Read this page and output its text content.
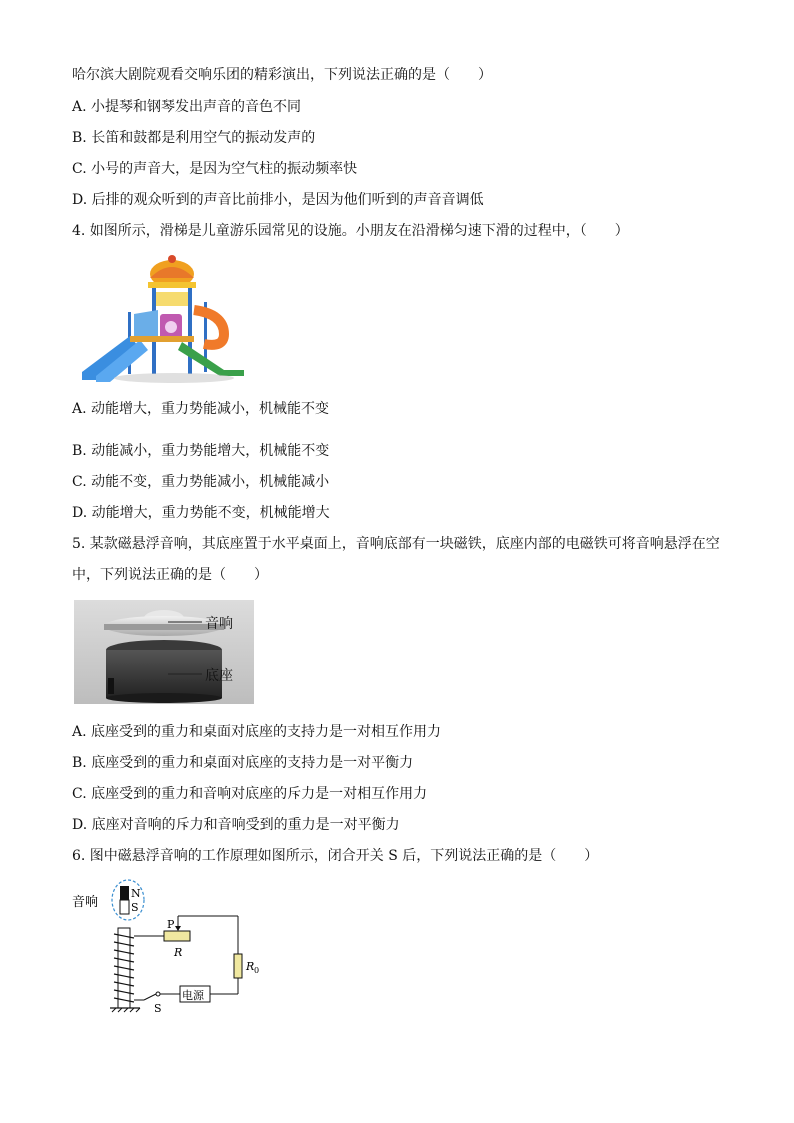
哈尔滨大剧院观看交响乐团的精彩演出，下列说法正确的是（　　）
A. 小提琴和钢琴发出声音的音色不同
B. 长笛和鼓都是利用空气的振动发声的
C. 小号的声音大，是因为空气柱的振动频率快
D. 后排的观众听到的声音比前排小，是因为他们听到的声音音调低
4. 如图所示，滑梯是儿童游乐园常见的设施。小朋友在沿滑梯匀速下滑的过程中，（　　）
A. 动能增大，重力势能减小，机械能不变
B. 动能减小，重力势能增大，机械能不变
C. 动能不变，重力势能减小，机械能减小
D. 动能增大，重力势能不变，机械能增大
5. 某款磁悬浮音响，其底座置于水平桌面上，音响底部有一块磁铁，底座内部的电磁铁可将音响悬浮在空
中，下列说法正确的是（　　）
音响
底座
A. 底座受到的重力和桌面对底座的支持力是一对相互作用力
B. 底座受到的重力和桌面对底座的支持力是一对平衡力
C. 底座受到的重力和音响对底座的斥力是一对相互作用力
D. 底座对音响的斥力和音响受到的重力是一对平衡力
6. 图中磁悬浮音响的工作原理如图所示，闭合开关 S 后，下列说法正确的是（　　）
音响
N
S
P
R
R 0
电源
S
_ _ _ _
### REQUIREMENTS
In the entries above, identify every line with the string "动能增大".

### RESPONSE TO THE EXERCISE
A. 动能增大，重力势能减小，机械能不变
D. 动能增大，重力势能不变，机械能增大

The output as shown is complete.